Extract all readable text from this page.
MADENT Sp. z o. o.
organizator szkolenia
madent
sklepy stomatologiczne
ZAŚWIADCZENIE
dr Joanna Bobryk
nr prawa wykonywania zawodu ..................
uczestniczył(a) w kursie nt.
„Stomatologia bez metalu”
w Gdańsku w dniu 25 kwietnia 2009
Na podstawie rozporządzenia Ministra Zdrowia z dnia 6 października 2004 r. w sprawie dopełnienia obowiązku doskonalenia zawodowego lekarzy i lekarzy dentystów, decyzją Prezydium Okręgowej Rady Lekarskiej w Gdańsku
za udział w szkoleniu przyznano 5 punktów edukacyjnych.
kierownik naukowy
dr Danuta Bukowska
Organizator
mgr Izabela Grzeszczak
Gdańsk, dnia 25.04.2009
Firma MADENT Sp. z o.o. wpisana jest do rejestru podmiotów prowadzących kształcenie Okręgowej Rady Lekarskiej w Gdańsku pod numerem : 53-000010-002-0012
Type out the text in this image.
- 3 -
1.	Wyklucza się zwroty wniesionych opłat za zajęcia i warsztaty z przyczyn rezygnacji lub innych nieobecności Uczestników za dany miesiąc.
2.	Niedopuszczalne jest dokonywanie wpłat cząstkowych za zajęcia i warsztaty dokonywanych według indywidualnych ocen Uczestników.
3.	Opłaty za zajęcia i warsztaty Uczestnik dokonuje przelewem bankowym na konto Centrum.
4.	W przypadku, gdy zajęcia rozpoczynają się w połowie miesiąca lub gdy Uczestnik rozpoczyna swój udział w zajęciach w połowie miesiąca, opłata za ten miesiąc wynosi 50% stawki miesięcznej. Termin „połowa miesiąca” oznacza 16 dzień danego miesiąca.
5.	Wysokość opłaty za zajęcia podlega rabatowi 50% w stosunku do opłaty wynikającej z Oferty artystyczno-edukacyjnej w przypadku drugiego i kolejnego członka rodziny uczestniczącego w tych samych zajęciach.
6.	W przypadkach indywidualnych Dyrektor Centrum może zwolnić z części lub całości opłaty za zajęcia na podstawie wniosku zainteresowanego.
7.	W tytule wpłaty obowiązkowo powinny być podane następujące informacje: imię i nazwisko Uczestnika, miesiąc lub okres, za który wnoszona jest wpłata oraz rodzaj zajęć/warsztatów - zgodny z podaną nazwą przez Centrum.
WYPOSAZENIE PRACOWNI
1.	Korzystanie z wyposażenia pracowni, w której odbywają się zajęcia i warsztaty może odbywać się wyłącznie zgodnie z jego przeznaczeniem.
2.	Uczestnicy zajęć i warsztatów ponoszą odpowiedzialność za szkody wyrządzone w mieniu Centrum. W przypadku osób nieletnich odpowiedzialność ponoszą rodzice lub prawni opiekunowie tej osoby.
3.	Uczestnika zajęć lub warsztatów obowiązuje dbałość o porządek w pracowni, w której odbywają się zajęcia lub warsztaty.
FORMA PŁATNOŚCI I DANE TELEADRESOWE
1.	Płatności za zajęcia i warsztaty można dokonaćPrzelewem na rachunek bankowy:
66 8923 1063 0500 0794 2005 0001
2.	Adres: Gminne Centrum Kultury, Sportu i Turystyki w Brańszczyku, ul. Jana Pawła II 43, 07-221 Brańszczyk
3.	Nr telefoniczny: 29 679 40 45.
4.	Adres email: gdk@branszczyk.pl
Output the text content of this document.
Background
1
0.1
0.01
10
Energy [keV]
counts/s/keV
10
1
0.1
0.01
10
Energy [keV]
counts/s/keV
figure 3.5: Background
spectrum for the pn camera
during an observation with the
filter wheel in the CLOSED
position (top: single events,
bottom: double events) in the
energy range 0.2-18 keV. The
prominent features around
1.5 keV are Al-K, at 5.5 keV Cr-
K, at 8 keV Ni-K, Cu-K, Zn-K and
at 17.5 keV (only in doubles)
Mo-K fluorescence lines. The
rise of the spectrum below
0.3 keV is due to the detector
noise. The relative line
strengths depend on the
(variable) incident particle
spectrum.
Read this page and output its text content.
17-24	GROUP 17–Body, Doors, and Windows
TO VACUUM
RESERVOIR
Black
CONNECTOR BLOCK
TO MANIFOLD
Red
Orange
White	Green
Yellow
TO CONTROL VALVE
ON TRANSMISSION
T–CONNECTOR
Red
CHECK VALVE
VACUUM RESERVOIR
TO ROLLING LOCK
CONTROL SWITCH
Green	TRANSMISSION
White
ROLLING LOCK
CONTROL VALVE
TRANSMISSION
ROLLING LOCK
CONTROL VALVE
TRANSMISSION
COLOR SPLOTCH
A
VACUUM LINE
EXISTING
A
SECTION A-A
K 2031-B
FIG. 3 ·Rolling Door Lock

== GOAL ==
Each entry must be reproduced verbatim.

== FINISHED TASK ==
Extract all readable text from this page.
MADENT Sp. z o. o.
organizator szkolenia
madent
sklepy stomatologiczne
ZAŚWIADCZENIE
dr Joanna Bobryk
nr prawa wykonywania zawodu ..................
uczestniczył(a) w kursie nt.
„Stomatologia bez metalu”
w Gdańsku w dniu 25 kwietnia 2009
Na podstawie rozporządzenia Ministra Zdrowia z dnia 6 października 2004 r. w sprawie dopełnienia obowiązku doskonalenia zawodowego lekarzy i lekarzy dentystów, decyzją Prezydium Okręgowej Rady Lekarskiej w Gdańsku
za udział w szkoleniu przyznano 5 punktów edukacyjnych.
kierownik naukowy
dr Danuta Bukowska
Organizator
mgr Izabela Grzeszczak
Gdańsk, dnia 25.04.2009
Firma MADENT Sp. z o.o. wpisana jest do rejestru podmiotów prowadzących kształcenie Okręgowej Rady Lekarskiej w Gdańsku pod numerem : 53-000010-002-0012
Type out the text in this image.
- 3 -
1.	Wyklucza się zwroty wniesionych opłat za zajęcia i warsztaty z przyczyn rezygnacji lub innych nieobecności Uczestników za dany miesiąc.
2.	Niedopuszczalne jest dokonywanie wpłat cząstkowych za zajęcia i warsztaty dokonywanych według indywidualnych ocen Uczestników.
3.	Opłaty za zajęcia i warsztaty Uczestnik dokonuje przelewem bankowym na konto Centrum.
4.	W przypadku, gdy zajęcia rozpoczynają się w połowie miesiąca lub gdy Uczestnik rozpoczyna swój udział w zajęciach w połowie miesiąca, opłata za ten miesiąc wynosi 50% stawki miesięcznej. Termin „połowa miesiąca” oznacza 16 dzień danego miesiąca.
5.	Wysokość opłaty za zajęcia podlega rabatowi 50% w stosunku do opłaty wynikającej z Oferty artystyczno-edukacyjnej w przypadku drugiego i kolejnego członka rodziny uczestniczącego w tych samych zajęciach.
6.	W przypadkach indywidualnych Dyrektor Centrum może zwolnić z części lub całości opłaty za zajęcia na podstawie wniosku zainteresowanego.
7.	W tytule wpłaty obowiązkowo powinny być podane następujące informacje: imię i nazwisko Uczestnika, miesiąc lub okres, za który wnoszona jest wpłata oraz rodzaj zajęć/warsztatów - zgodny z podaną nazwą przez Centrum.
WYPOSAZENIE PRACOWNI
1.	Korzystanie z wyposażenia pracowni, w której odbywają się zajęcia i warsztaty może odbywać się wyłącznie zgodnie z jego przeznaczeniem.
2.	Uczestnicy zajęć i warsztatów ponoszą odpowiedzialność za szkody wyrządzone w mieniu Centrum. W przypadku osób nieletnich odpowiedzialność ponoszą rodzice lub prawni opiekunowie tej osoby.
3.	Uczestnika zajęć lub warsztatów obowiązuje dbałość o porządek w pracowni, w której odbywają się zajęcia lub warsztaty.
FORMA PŁATNOŚCI I DANE TELEADRESOWE
1.	Płatności za zajęcia i warsztaty można dokonaćPrzelewem na rachunek bankowy:
66 8923 1063 0500 0794 2005 0001
2.	Adres: Gminne Centrum Kultury, Sportu i Turystyki w Brańszczyku, ul. Jana Pawła II 43, 07-221 Brańszczyk
3.	Nr telefoniczny: 29 679 40 45.
4.	Adres email: gdk@branszczyk.pl
Output the text content of this document.
Background
1
0.1
0.01
10
Energy [keV]
counts/s/keV
10
1
0.1
0.01
10
Energy [keV]
counts/s/keV
figure 3.5: Background
spectrum for the pn camera
during an observation with the
filter wheel in the CLOSED
position (top: single events,
bottom: double events) in the
energy range 0.2-18 keV. The
prominent features around
1.5 keV are Al-K, at 5.5 keV Cr-
K, at 8 keV Ni-K, Cu-K, Zn-K and
at 17.5 keV (only in doubles)
Mo-K fluorescence lines. The
rise of the spectrum below
0.3 keV is due to the detector
noise. The relative line
strengths depend on the
(variable) incident particle
spectrum.
Read this page and output its text content.
17-24	GROUP 17–Body, Doors, and Windows
TO VACUUM
RESERVOIR
Black
CONNECTOR BLOCK
TO MANIFOLD
Red
Orange
White	Green
Yellow
TO CONTROL VALVE
ON TRANSMISSION
T–CONNECTOR
Red
CHECK VALVE
VACUUM RESERVOIR
TO ROLLING LOCK
CONTROL SWITCH
Green	TRANSMISSION
White
ROLLING LOCK
CONTROL VALVE
TRANSMISSION
ROLLING LOCK
CONTROL VALVE
TRANSMISSION
COLOR SPLOTCH
A
VACUUM LINE
EXISTING
A
SECTION A-A
K 2031-B
FIG. 3 ·Rolling Door Lock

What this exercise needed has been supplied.